# Resources > Education Center > Lucid Dreaming Book Project >  >  Lucid dreaming list

## Sugarglider11

Lucid Dreaming List
1. fly through the grand canyon
2. fly to the moon
3. fly to the moon in a space ship
4. swim on the sun
5. swim to the suns center
6. fill a water balloon with plasma from the sun and throw it at a dc
7. watch a blue giant star go super nova ( you could add a intelligent race on a planet nearby)
8. be on earth on the last perfect day and see how dc’s react (the last perfect day is when the sun begins to go into the red giant phase)
9. fly though a black hole
10. fly though a spinning black hole (see were the worm hole takes you)
11. watch the milky way and Andromeda galaxies collide
12. rip two dc’s heads off and switch them
13. become invincible and spray gunfire in a large city, it will get fun when the swat team comes
14. push Timmy down the well and don’t tell lassie
15. go surfing on a tidal wave
16. be part of a space war
17. become invincible and spray gunfire in Detroit, it will get fun when the everyone starts shooting
18. fly though a tornado or storm
19. land a space shuttle
20. go Freddy Krooger in high school
21. fly a fighter jet… in New York city
22. be a suicide bomber and your strapped to an atom bomb
23. watch the first episode of the next season of a TV show
24. you caused the extinction of the dinosaurs
25. create a new animal
26. eat your favorite food
27. drop a dc into the sun
28. tell your dream guide to make you have a lucid dream every night
29. watch the suns creation
30. watch the formation of the moon
31. create the moon by flying into the earth
32. find a U.F.O. and ask why they stalk people
33. beat up the monster in the washing machine or dryer that steals your socks
34. own a tour boat, when a movie star comes on, tell them they cant bring all that luggage, then leave for your two hour tour
35. find out how they get peanuts into those peanut M&Ms 
36. see how the cream gets into a Twinkie
37. find Jimmy Hoffa 
38. beat the crap out of the closet monster that scared you when you were young
39. find out what happens in the Bermuda triangle
40. were does the toilet flush go to
41. How much wood does a wood chuck chuck?
42. find out what really killed the dinosaurs
43. prank phone call the president
44. steal an alien spacecraft
45. jump into a volcano
46. go back in time and see if mars had life
47. throw a planet into the sun
48. throw the sun into another star
49. see what happens when two black holes collide
50. fly to other galaxies
51. fly away from all the galaxies to the end of the universe (if you can get there)

> _ENTRIES SHOWN_
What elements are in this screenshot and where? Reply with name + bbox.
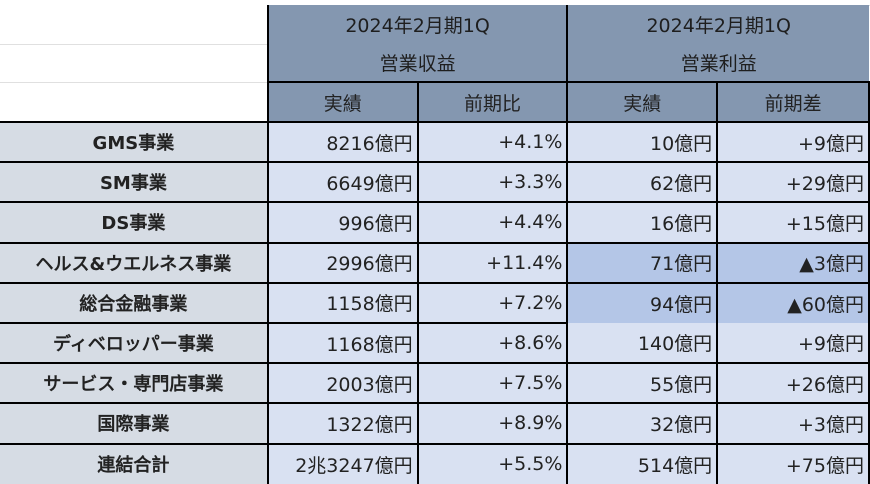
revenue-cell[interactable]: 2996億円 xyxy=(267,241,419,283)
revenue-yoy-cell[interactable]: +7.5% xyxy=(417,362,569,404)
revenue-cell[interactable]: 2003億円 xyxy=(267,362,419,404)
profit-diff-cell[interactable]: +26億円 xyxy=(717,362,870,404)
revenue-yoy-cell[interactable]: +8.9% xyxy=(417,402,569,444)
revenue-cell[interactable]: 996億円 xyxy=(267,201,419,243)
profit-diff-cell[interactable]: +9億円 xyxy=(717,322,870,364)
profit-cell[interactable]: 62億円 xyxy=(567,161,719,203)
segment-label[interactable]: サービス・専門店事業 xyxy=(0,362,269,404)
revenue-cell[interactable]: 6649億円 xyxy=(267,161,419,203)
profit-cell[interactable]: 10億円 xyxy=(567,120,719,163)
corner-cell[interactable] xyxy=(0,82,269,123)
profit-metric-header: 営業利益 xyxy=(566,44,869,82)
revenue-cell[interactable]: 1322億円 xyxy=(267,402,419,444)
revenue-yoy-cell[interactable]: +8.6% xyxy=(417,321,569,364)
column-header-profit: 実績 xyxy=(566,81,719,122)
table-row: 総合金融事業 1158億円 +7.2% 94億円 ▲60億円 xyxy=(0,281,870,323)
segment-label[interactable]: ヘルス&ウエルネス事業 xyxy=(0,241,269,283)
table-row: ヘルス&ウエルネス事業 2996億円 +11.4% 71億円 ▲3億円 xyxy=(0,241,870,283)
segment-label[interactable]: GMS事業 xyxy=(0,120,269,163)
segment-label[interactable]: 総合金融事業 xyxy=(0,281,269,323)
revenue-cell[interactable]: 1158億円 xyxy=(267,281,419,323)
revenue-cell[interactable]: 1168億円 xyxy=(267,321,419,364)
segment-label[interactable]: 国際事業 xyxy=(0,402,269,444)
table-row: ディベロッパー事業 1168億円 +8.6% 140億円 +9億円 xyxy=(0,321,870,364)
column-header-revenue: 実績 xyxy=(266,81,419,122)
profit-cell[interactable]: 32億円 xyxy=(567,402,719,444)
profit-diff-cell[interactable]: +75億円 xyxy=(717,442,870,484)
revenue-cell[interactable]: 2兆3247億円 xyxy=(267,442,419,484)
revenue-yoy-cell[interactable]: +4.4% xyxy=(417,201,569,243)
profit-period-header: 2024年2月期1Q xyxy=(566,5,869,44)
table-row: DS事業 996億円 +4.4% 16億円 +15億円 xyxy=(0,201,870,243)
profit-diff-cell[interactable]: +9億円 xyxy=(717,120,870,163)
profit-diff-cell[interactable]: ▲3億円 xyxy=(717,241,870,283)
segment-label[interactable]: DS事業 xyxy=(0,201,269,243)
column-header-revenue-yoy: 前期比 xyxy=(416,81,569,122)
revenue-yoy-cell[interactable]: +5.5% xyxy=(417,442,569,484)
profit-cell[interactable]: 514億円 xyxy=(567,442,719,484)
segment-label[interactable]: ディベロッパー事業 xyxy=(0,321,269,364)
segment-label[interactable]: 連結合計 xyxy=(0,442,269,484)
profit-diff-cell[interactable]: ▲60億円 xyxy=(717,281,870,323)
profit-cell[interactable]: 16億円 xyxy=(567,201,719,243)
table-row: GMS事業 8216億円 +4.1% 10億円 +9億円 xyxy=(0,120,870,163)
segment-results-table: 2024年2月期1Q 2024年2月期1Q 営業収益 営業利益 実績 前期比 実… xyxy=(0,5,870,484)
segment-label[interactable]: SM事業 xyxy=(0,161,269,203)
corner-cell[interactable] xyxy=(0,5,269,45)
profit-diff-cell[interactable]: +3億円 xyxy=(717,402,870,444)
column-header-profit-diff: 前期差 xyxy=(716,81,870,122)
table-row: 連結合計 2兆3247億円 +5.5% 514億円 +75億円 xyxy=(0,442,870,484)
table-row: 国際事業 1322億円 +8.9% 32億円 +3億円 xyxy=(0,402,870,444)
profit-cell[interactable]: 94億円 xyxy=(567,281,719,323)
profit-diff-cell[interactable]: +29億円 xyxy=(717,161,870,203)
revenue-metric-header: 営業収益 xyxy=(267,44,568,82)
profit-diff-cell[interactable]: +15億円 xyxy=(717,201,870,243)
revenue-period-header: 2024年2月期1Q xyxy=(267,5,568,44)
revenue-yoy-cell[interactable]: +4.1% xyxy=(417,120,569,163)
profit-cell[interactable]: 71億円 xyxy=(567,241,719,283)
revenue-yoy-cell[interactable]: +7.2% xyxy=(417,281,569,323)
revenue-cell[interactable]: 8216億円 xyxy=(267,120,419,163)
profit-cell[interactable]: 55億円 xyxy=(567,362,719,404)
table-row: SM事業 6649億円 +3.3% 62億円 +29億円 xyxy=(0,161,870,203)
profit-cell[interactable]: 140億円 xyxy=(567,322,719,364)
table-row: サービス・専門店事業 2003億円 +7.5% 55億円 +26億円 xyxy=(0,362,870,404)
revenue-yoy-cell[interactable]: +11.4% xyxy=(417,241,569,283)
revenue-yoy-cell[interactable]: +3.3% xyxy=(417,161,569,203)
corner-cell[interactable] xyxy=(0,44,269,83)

---

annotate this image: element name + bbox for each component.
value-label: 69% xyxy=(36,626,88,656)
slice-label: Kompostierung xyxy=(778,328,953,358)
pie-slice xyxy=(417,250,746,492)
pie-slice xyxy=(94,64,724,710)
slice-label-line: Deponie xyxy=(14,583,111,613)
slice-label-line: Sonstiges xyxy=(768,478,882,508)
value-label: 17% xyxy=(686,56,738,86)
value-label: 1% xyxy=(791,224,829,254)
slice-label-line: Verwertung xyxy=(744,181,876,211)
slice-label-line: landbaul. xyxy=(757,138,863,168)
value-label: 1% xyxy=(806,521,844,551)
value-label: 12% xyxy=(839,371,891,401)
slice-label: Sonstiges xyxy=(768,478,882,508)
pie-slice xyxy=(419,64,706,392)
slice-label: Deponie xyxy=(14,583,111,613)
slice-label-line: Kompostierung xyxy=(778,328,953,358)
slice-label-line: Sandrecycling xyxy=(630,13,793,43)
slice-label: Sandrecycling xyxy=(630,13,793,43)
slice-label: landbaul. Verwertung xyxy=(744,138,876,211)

> _WHAT YOU WILL DO_
Do these statements agree with the lucid dreaming list? For each, answer yes or no and quote the exact words from the list that settle it.
(a) One item is to fly to the moon in a space ship.
(b) One item is to watch the Milky Way collide with the Triangulum galaxy.
(c) The last perfect day is described as the time when the sun becomes a white dwarf.

> _FULL RESPONSE_
(a) Yes: "fly to the moon in a space ship"
(b) No: "watch the milky way and Andromeda galaxies collide"
(c) No: "the last perfect day is when the sun begins to go into the red giant phase"